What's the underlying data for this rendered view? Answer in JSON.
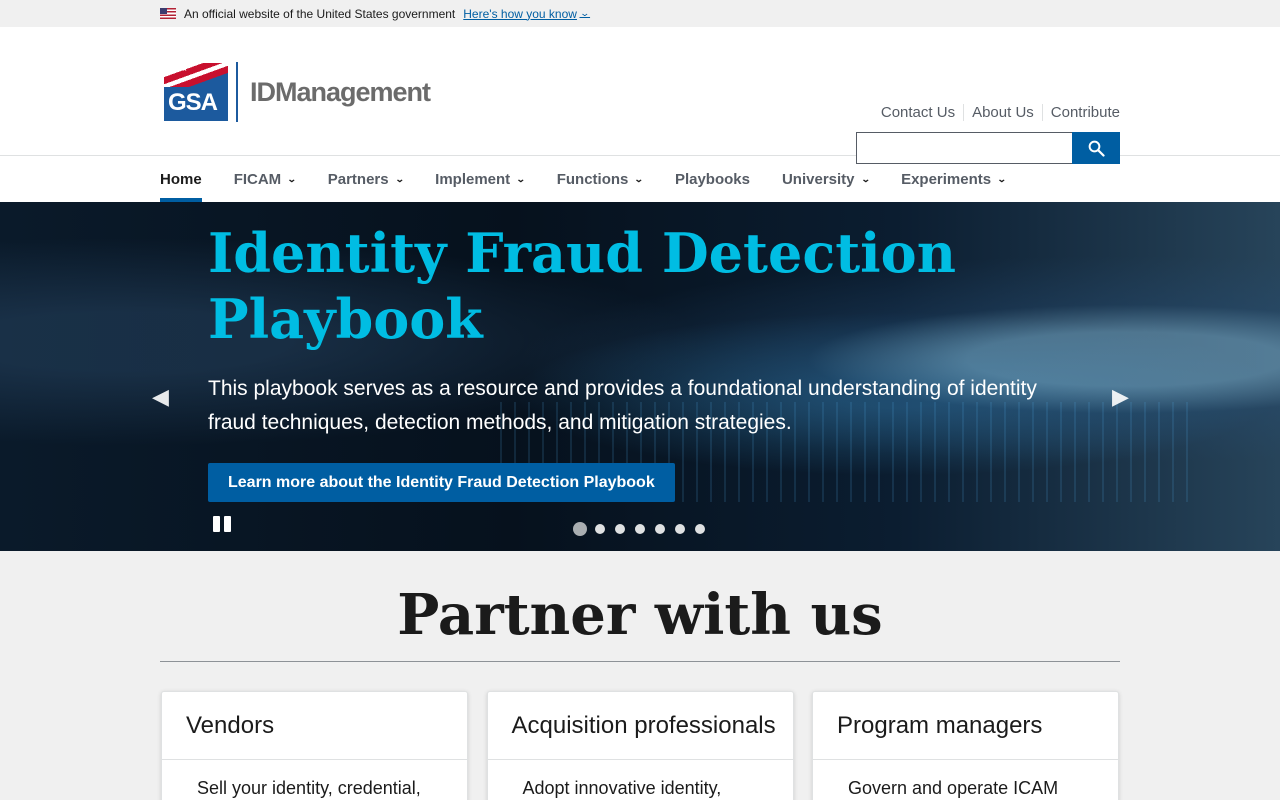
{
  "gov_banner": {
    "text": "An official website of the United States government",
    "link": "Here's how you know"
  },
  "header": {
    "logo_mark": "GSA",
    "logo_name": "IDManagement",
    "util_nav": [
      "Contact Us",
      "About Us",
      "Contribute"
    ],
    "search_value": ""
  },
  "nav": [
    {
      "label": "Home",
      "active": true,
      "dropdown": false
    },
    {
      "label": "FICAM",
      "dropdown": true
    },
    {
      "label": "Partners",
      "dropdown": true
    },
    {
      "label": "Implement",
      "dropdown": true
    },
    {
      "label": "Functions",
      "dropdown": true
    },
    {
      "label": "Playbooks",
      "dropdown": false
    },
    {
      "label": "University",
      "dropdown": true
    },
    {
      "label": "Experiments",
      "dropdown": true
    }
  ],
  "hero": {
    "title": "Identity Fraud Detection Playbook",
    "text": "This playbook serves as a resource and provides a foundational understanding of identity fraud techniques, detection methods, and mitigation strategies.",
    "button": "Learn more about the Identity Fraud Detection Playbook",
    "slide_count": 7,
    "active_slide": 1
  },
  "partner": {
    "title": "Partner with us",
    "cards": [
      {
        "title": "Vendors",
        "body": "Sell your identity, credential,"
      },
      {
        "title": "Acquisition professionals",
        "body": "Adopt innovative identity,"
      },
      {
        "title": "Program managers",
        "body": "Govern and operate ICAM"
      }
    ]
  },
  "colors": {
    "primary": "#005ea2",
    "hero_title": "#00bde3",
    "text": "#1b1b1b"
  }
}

####################

Skip the pictures, then retype every line above exactly.

What's the underlying data for this rendered view? Answer in JSON.
{
  "gov_banner": {
    "text": "An official website of the United States government",
    "link": "Here's how you know"
  },
  "header": {
    "logo_mark": "GSA",
    "logo_name": "IDManagement",
    "util_nav": [
      "Contact Us",
      "About Us",
      "Contribute"
    ],
    "search_value": ""
  },
  "nav": [
    {
      "label": "Home",
      "active": true,
      "dropdown": false
    },
    {
      "label": "FICAM",
      "dropdown": true
    },
    {
      "label": "Partners",
      "dropdown": true
    },
    {
      "label": "Implement",
      "dropdown": true
    },
    {
      "label": "Functions",
      "dropdown": true
    },
    {
      "label": "Playbooks",
      "dropdown": false
    },
    {
      "label": "University",
      "dropdown": true
    },
    {
      "label": "Experiments",
      "dropdown": true
    }
  ],
  "hero": {
    "title": "Identity Fraud Detection Playbook",
    "text": "This playbook serves as a resource and provides a foundational understanding of identity fraud techniques, detection methods, and mitigation strategies.",
    "button": "Learn more about the Identity Fraud Detection Playbook",
    "slide_count": 7,
    "active_slide": 1
  },
  "partner": {
    "title": "Partner with us",
    "cards": [
      {
        "title": "Vendors",
        "body": "Sell your identity, credential,"
      },
      {
        "title": "Acquisition professionals",
        "body": "Adopt innovative identity,"
      },
      {
        "title": "Program managers",
        "body": "Govern and operate ICAM"
      }
    ]
  },
  "colors": {
    "primary": "#005ea2",
    "hero_title": "#00bde3",
    "text": "#1b1b1b"
  }
}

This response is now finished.